Work required:
Give back the whole listing exactly as shown.

Task input:
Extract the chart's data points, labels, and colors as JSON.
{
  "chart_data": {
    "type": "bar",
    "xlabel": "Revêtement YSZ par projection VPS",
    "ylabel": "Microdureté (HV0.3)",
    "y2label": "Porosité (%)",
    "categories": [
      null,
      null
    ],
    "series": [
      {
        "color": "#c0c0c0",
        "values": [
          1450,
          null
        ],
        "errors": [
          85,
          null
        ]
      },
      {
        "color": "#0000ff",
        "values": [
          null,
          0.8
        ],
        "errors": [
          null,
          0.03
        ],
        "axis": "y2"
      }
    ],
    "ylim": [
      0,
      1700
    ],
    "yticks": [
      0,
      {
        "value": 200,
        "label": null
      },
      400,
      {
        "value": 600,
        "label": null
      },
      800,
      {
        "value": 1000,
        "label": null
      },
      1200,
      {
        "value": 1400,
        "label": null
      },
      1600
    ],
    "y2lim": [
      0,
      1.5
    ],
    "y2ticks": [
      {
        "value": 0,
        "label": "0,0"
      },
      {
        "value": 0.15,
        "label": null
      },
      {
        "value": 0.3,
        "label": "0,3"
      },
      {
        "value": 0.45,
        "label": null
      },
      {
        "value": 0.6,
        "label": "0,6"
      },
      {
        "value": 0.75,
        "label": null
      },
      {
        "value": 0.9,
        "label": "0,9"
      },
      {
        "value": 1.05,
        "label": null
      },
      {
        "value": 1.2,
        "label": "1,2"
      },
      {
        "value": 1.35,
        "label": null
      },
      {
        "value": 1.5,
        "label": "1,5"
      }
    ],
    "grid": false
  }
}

Answer to this exercise:
Extract the chart's data points, labels, and colors as JSON.
{
  "chart_data": {
    "type": "bar",
    "xlabel": "Revêtement YSZ par projection VPS",
    "ylabel": "Microdureté (HV0.3)",
    "y2label": "Porosité (%)",
    "categories": [
      null,
      null
    ],
    "series": [
      {
        "color": "#c0c0c0",
        "values": [
          1450,
          null
        ],
        "errors": [
          85,
          null
        ]
      },
      {
        "color": "#0000ff",
        "values": [
          null,
          0.8
        ],
        "errors": [
          null,
          0.03
        ],
        "axis": "y2"
      }
    ],
    "ylim": [
      0,
      1700
    ],
    "yticks": [
      0,
      {
        "value": 200,
        "label": null
      },
      400,
      {
        "value": 600,
        "label": null
      },
      800,
      {
        "value": 1000,
        "label": null
      },
      1200,
      {
        "value": 1400,
        "label": null
      },
      1600
    ],
    "y2lim": [
      0,
      1.5
    ],
    "y2ticks": [
      {
        "value": 0,
        "label": "0,0"
      },
      {
        "value": 0.15,
        "label": null
      },
      {
        "value": 0.3,
        "label": "0,3"
      },
      {
        "value": 0.45,
        "label": null
      },
      {
        "value": 0.6,
        "label": "0,6"
      },
      {
        "value": 0.75,
        "label": null
      },
      {
        "value": 0.9,
        "label": "0,9"
      },
      {
        "value": 1.05,
        "label": null
      },
      {
        "value": 1.2,
        "label": "1,2"
      },
      {
        "value": 1.35,
        "label": null
      },
      {
        "value": 1.5,
        "label": "1,5"
      }
    ],
    "grid": false
  }
}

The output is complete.